Short problem:
Exactly as they appear, output all of the records. Skip any images.

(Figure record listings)
★ ★ ★

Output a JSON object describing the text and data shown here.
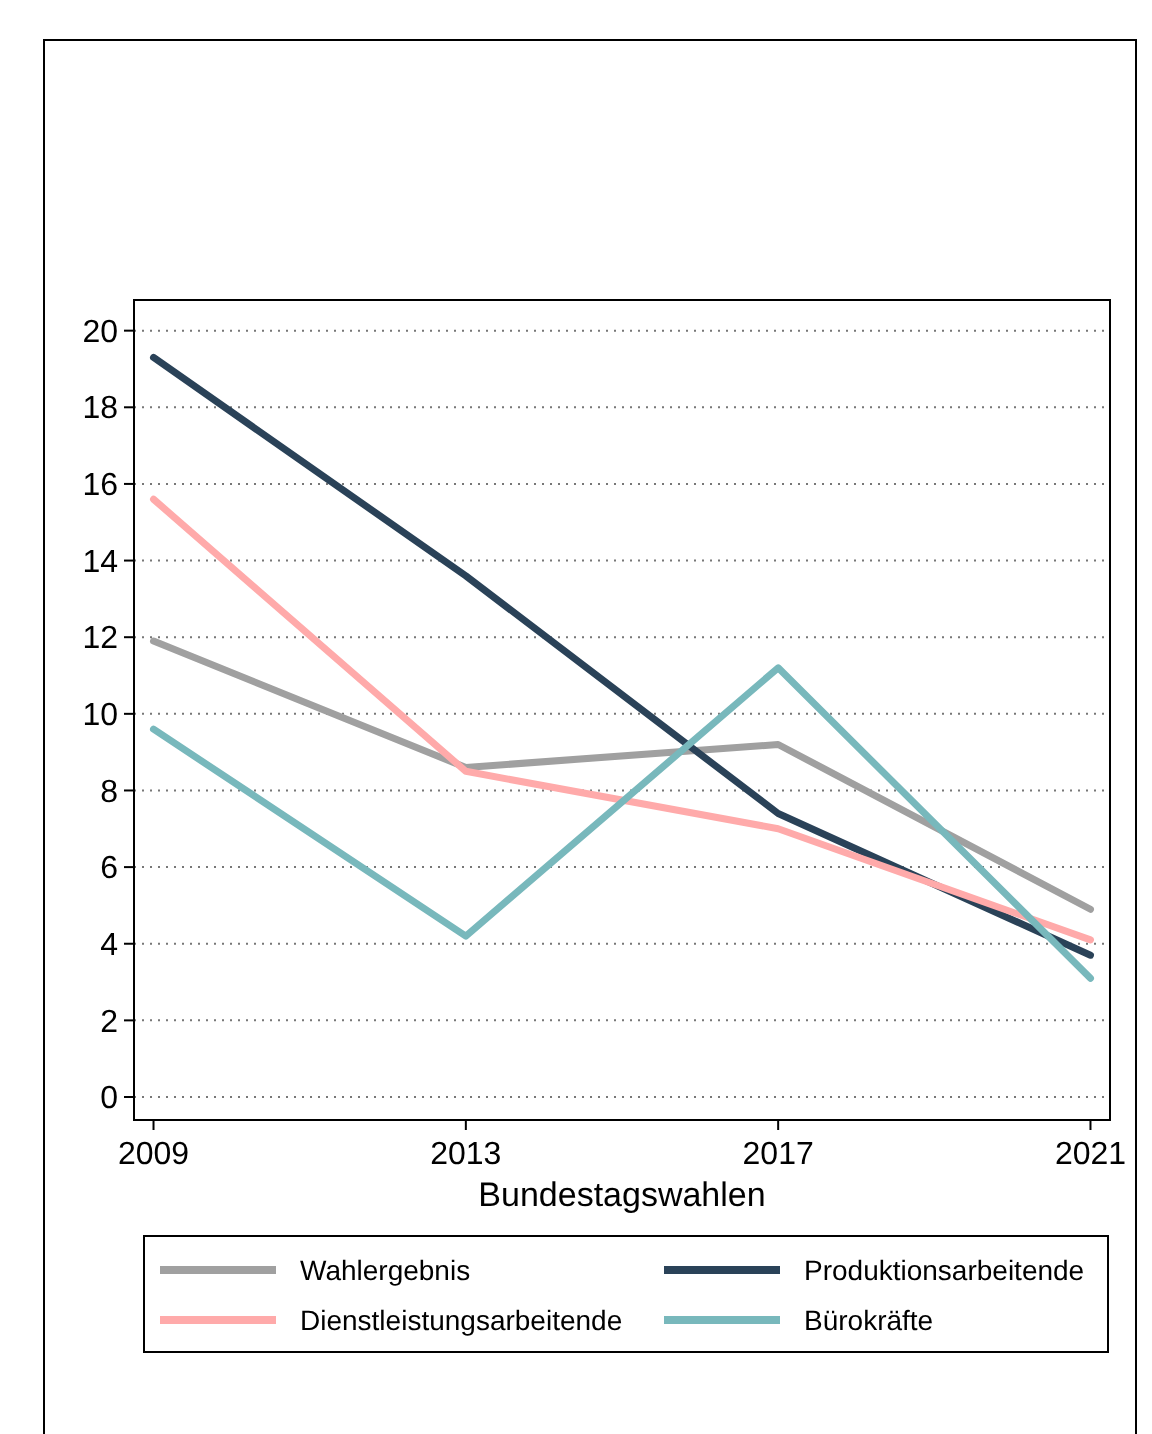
{
  "chart_data": {
    "type": "line",
    "xlabel": "Bundestagswahlen",
    "x": [
      2009,
      2013,
      2017,
      2021
    ],
    "series": [
      {
        "name": "Wahlergebnis",
        "color": "#a0a0a0",
        "values": [
          11.9,
          8.6,
          9.2,
          4.9
        ]
      },
      {
        "name": "Produktionsarbeitende",
        "color": "#2a4258",
        "values": [
          19.3,
          13.6,
          7.4,
          3.7
        ]
      },
      {
        "name": "Dienstleistungsarbeitende",
        "color": "#ffaaaa",
        "values": [
          15.6,
          8.5,
          7.0,
          4.1
        ]
      },
      {
        "name": "Bürokräfte",
        "color": "#78b8bc",
        "values": [
          9.6,
          4.2,
          11.2,
          3.1
        ]
      }
    ],
    "xlim": [
      2008.75,
      2021.25
    ],
    "xticks": [
      2009,
      2013,
      2017,
      2021
    ],
    "ylim": [
      -0.6,
      20.8
    ],
    "yticks": [
      0,
      2,
      4,
      6,
      8,
      10,
      12,
      14,
      16,
      18,
      20
    ],
    "grid": "y",
    "legend": "bottom",
    "marker": "none",
    "line_style": "solid"
  }
}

★ ★ ★

Solution:
Output a JSON object describing the text and data shown here.
{
  "chart_data": {
    "type": "line",
    "xlabel": "Bundestagswahlen",
    "x": [
      2009,
      2013,
      2017,
      2021
    ],
    "series": [
      {
        "name": "Wahlergebnis",
        "color": "#a0a0a0",
        "values": [
          11.9,
          8.6,
          9.2,
          4.9
        ]
      },
      {
        "name": "Produktionsarbeitende",
        "color": "#2a4258",
        "values": [
          19.3,
          13.6,
          7.4,
          3.7
        ]
      },
      {
        "name": "Dienstleistungsarbeitende",
        "color": "#ffaaaa",
        "values": [
          15.6,
          8.5,
          7.0,
          4.1
        ]
      },
      {
        "name": "Bürokräfte",
        "color": "#78b8bc",
        "values": [
          9.6,
          4.2,
          11.2,
          3.1
        ]
      }
    ],
    "xlim": [
      2008.75,
      2021.25
    ],
    "xticks": [
      2009,
      2013,
      2017,
      2021
    ],
    "ylim": [
      -0.6,
      20.8
    ],
    "yticks": [
      0,
      2,
      4,
      6,
      8,
      10,
      12,
      14,
      16,
      18,
      20
    ],
    "grid": "y",
    "legend": "bottom",
    "marker": "none",
    "line_style": "solid"
  }
}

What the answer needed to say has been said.